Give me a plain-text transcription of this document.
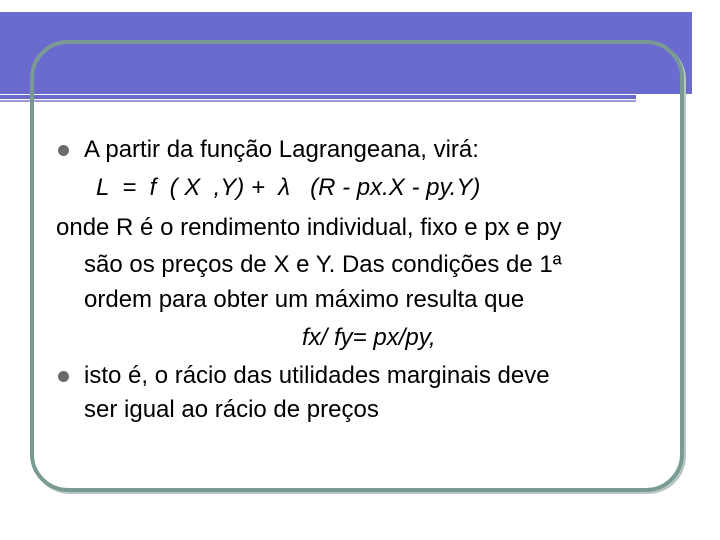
A partir da função Lagrangeana, virá:
L  =  f  ( X  ,Y) +  λ   (R - px.X - py.Y)
onde R é o rendimento individual, fixo e px e py
são os preços de X e Y. Das condições de 1ª
ordem para obter um máximo resulta que
fx/ fy= px/py,
isto é, o rácio das utilidades marginais deve
ser igual ao rácio de preços
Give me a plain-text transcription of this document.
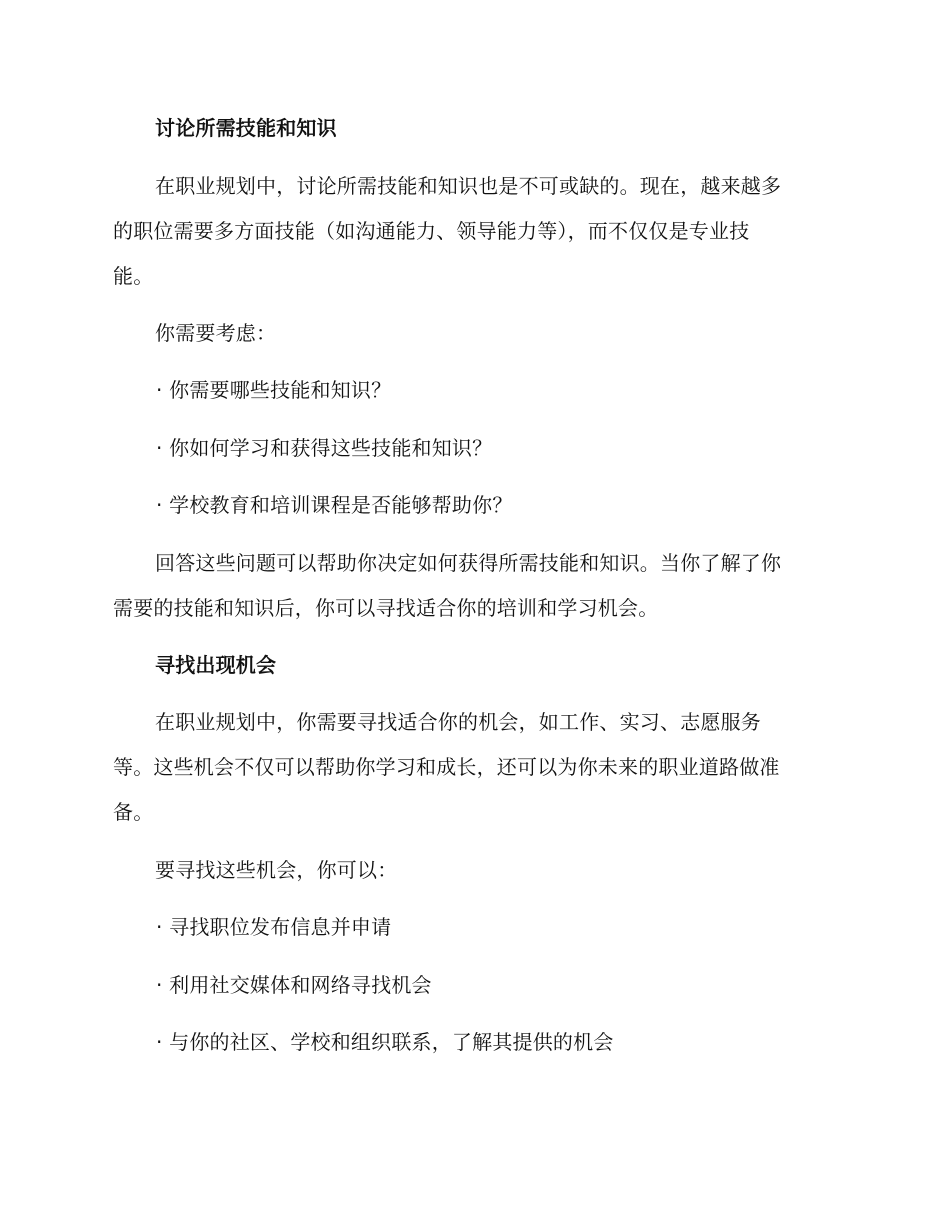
讨论所需技能和知识
在职业规划中，讨论所需技能和知识也是不可或缺的。现在，越来越多
的职位需要多方面技能（如沟通能力、领导能力等），而不仅仅是专业技
能。
你需要考虑：
· 你需要哪些技能和知识？
· 你如何学习和获得这些技能和知识？
· 学校教育和培训课程是否能够帮助你？
回答这些问题可以帮助你决定如何获得所需技能和知识。当你了解了你
需要的技能和知识后，你可以寻找适合你的培训和学习机会。
寻找出现机会
在职业规划中，你需要寻找适合你的机会，如工作、实习、志愿服务
等。这些机会不仅可以帮助你学习和成长，还可以为你未来的职业道路做准
备。
要寻找这些机会，你可以：
· 寻找职位发布信息并申请
· 利用社交媒体和网络寻找机会
· 与你的社区、学校和组织联系，了解其提供的机会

• • • • •

TASK DESCRIPTION: Copy out the entries verbatim and leave the images out.

TASK RESULT:
Give me a plain-text transcription of this document.
A partir da função Lagrangeana, virá:
L  =  f  ( X  ,Y) +  λ   (R - px.X - py.Y)
onde R é o rendimento individual, fixo e px e py
são os preços de X e Y. Das condições de 1ª
ordem para obter um máximo resulta que
fx/ fy= px/py,
isto é, o rácio das utilidades marginais deve
ser igual ao rácio de preços
Give me a plain-text transcription of this document.
讨论所需技能和知识
在职业规划中，讨论所需技能和知识也是不可或缺的。现在，越来越多
的职位需要多方面技能（如沟通能力、领导能力等），而不仅仅是专业技
能。
你需要考虑：
· 你需要哪些技能和知识？
· 你如何学习和获得这些技能和知识？
· 学校教育和培训课程是否能够帮助你？
回答这些问题可以帮助你决定如何获得所需技能和知识。当你了解了你
需要的技能和知识后，你可以寻找适合你的培训和学习机会。
寻找出现机会
在职业规划中，你需要寻找适合你的机会，如工作、实习、志愿服务
等。这些机会不仅可以帮助你学习和成长，还可以为你未来的职业道路做准
备。
要寻找这些机会，你可以：
· 寻找职位发布信息并申请
· 利用社交媒体和网络寻找机会
· 与你的社区、学校和组织联系，了解其提供的机会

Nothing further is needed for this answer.